(WHAT TO PRODUCE)
Leave out the pictures and repeat the rest of the material exactly.

(RECORDS PROVIDED)
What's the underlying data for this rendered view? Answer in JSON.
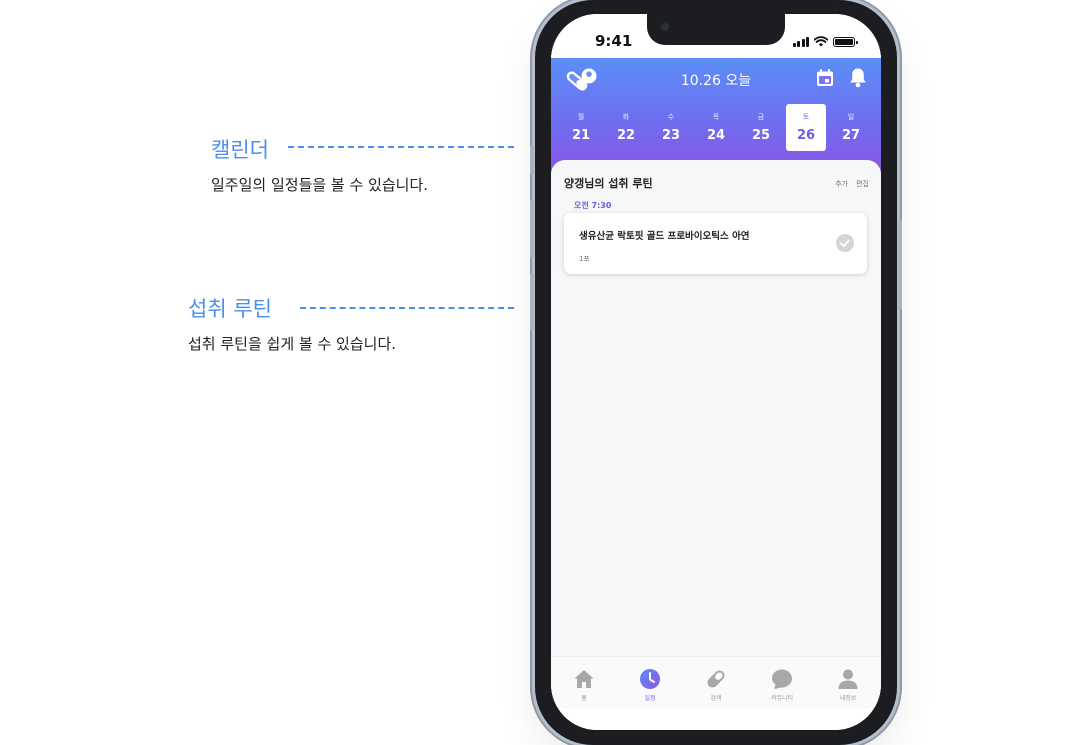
{
  "annotations": [
    {
      "title": "캘린더",
      "description": "일주일의 일정들을 볼 수 있습니다."
    },
    {
      "title": "섭취 루틴",
      "description": "섭취 루틴을 쉽게 볼 수 있습니다."
    }
  ],
  "status_bar": {
    "time": "9:41"
  },
  "header": {
    "title": "10.26 오늘"
  },
  "week": [
    {
      "name": "월",
      "date": "21"
    },
    {
      "name": "화",
      "date": "22"
    },
    {
      "name": "수",
      "date": "23"
    },
    {
      "name": "목",
      "date": "24"
    },
    {
      "name": "금",
      "date": "25"
    },
    {
      "name": "토",
      "date": "26",
      "selected": true
    },
    {
      "name": "일",
      "date": "27"
    }
  ],
  "routine": {
    "title": "양갱님의 섭취 루틴",
    "add_label": "추가",
    "edit_label": "편집",
    "time": "오전 7:30",
    "item": {
      "name": "생유산균 락토핏 골드 프로바이오틱스 아연",
      "dose": "1포"
    }
  },
  "tabs": [
    {
      "label": "홈",
      "icon": "home-icon"
    },
    {
      "label": "일정",
      "icon": "clock-icon",
      "active": true
    },
    {
      "label": "검색",
      "icon": "pill-icon"
    },
    {
      "label": "커뮤니티",
      "icon": "chat-icon"
    },
    {
      "label": "내정보",
      "icon": "person-icon"
    }
  ],
  "colors": {
    "accent": "#6c5ce7",
    "annotation": "#4a8ff0",
    "header_top": "#5b8ef7",
    "header_bottom": "#8a55e6"
  }
}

(FINAL ANSWER)
What's the underlying data for this rendered view? Answer in JSON.
{
  "annotations": [
    {
      "title": "캘린더",
      "description": "일주일의 일정들을 볼 수 있습니다."
    },
    {
      "title": "섭취 루틴",
      "description": "섭취 루틴을 쉽게 볼 수 있습니다."
    }
  ],
  "status_bar": {
    "time": "9:41"
  },
  "header": {
    "title": "10.26 오늘"
  },
  "week": [
    {
      "name": "월",
      "date": "21"
    },
    {
      "name": "화",
      "date": "22"
    },
    {
      "name": "수",
      "date": "23"
    },
    {
      "name": "목",
      "date": "24"
    },
    {
      "name": "금",
      "date": "25"
    },
    {
      "name": "토",
      "date": "26",
      "selected": true
    },
    {
      "name": "일",
      "date": "27"
    }
  ],
  "routine": {
    "title": "양갱님의 섭취 루틴",
    "add_label": "추가",
    "edit_label": "편집",
    "time": "오전 7:30",
    "item": {
      "name": "생유산균 락토핏 골드 프로바이오틱스 아연",
      "dose": "1포"
    }
  },
  "tabs": [
    {
      "label": "홈",
      "icon": "home-icon"
    },
    {
      "label": "일정",
      "icon": "clock-icon",
      "active": true
    },
    {
      "label": "검색",
      "icon": "pill-icon"
    },
    {
      "label": "커뮤니티",
      "icon": "chat-icon"
    },
    {
      "label": "내정보",
      "icon": "person-icon"
    }
  ],
  "colors": {
    "accent": "#6c5ce7",
    "annotation": "#4a8ff0",
    "header_top": "#5b8ef7",
    "header_bottom": "#8a55e6"
  }
}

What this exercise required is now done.